## TASK INSTRUCTIONS
What is the number of lines containing the word "доработки"? Please answer with that number and nothing more.

## DATA SUPPLIED
┌────────

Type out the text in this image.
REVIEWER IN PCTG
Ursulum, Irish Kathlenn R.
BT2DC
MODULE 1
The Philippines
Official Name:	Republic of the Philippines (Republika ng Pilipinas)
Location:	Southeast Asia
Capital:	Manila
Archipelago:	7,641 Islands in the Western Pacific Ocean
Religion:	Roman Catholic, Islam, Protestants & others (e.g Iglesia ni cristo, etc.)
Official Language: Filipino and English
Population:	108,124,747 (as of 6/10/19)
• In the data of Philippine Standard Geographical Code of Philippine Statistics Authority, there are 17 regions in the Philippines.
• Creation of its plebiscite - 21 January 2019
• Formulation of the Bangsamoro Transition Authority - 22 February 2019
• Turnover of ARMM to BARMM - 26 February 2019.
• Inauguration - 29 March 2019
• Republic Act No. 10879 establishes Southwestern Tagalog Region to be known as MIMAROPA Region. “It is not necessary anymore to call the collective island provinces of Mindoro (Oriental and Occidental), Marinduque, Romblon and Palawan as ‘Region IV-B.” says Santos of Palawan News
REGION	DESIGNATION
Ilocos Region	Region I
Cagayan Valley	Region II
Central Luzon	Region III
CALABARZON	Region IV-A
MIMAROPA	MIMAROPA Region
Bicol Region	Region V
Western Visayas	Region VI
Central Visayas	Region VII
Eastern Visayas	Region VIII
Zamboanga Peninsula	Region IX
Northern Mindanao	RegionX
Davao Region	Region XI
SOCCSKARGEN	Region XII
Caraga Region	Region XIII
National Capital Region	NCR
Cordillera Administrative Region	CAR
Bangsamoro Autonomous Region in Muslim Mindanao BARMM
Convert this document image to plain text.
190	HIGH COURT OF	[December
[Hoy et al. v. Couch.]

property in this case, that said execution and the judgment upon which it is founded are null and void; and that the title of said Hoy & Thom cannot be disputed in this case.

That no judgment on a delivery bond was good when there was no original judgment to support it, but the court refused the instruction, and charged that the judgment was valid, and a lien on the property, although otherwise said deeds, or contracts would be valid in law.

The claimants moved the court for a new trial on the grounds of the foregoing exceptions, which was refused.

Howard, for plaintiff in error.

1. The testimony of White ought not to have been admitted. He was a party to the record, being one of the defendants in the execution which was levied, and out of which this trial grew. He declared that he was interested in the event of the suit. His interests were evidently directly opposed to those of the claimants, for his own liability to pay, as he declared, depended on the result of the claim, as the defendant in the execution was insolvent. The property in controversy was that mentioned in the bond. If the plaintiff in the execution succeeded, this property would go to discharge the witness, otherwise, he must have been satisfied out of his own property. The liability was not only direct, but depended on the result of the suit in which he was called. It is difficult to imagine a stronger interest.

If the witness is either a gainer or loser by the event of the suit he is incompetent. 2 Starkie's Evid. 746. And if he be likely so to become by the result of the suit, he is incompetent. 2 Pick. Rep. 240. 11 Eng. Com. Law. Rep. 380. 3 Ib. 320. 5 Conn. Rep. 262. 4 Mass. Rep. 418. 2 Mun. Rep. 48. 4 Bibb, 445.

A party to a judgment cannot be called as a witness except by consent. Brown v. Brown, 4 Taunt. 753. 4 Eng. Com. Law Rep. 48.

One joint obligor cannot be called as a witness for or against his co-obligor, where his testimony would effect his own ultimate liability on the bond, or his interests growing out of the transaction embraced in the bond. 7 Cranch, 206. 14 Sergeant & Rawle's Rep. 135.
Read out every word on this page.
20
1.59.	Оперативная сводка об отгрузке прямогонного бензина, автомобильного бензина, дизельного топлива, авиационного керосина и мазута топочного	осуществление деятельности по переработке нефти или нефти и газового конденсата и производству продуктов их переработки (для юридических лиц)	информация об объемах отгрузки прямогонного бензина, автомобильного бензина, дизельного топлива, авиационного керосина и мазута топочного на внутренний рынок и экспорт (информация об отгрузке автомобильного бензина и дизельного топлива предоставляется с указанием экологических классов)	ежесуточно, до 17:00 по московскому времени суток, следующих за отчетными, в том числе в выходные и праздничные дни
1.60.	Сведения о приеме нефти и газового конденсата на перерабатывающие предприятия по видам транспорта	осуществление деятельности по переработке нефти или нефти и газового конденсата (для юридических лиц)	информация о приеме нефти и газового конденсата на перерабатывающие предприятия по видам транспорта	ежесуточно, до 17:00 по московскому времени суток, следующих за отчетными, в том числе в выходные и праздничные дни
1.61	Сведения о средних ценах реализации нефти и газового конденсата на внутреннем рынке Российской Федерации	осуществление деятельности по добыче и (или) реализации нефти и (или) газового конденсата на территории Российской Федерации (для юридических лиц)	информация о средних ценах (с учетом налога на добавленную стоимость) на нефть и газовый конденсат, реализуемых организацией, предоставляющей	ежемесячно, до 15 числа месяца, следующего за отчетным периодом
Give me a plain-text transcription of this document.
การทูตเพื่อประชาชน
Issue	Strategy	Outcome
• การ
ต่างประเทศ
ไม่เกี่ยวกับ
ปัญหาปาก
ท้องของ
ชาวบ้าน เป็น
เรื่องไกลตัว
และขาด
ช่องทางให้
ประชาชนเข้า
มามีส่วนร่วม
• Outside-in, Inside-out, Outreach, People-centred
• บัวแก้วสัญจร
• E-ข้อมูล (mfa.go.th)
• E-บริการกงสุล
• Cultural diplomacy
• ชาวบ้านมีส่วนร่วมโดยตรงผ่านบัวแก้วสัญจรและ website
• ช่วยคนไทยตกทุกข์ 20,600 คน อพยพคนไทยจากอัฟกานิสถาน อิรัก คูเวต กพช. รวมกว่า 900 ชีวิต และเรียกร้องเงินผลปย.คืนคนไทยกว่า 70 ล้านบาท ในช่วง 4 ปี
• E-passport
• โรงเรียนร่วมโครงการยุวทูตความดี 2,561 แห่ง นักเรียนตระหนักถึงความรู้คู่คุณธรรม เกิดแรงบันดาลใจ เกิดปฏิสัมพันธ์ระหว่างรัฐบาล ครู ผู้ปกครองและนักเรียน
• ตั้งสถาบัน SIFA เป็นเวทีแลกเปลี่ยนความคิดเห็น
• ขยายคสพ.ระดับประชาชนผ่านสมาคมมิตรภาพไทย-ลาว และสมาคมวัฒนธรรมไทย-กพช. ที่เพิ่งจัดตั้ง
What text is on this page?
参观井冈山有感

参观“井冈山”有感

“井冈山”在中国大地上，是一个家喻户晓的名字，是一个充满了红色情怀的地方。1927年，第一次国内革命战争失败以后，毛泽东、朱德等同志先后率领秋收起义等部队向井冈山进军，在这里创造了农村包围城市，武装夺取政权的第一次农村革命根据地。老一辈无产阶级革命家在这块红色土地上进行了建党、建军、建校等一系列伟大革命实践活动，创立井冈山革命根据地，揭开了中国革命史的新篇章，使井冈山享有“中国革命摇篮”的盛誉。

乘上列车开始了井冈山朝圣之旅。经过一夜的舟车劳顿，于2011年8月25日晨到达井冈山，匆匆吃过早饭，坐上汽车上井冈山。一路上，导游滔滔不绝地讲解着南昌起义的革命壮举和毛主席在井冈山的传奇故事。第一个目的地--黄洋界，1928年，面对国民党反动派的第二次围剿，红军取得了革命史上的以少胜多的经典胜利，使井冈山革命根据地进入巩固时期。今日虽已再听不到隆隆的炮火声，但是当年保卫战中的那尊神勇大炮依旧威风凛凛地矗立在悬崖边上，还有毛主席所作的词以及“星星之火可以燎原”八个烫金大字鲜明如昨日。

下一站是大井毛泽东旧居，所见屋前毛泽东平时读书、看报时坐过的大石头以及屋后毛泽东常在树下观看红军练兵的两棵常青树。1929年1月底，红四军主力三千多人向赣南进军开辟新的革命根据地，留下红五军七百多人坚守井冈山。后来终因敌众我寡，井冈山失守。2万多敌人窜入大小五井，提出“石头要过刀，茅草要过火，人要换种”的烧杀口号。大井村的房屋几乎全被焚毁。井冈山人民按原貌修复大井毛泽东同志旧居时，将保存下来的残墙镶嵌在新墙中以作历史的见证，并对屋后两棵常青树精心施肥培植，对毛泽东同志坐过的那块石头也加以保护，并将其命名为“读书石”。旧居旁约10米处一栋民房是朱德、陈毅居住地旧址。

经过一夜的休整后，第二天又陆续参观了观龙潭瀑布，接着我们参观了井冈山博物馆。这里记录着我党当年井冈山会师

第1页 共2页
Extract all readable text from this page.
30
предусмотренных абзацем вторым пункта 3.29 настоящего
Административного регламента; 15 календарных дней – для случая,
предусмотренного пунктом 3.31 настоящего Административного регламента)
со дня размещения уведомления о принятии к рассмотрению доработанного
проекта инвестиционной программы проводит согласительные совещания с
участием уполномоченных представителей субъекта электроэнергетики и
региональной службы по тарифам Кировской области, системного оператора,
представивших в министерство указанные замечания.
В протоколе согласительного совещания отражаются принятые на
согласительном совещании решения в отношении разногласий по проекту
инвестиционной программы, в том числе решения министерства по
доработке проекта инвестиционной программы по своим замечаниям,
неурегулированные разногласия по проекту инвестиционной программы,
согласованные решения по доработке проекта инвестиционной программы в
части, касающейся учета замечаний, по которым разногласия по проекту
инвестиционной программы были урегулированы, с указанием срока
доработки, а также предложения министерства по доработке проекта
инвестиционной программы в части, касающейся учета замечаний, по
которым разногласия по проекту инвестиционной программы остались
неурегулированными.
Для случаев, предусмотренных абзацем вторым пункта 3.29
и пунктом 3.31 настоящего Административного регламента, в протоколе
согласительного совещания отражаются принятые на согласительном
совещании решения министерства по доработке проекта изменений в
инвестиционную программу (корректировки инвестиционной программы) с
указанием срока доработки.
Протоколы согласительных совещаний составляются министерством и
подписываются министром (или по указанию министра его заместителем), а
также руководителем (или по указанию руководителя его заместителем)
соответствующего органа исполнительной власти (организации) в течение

└────────

## TASK ANSWER
2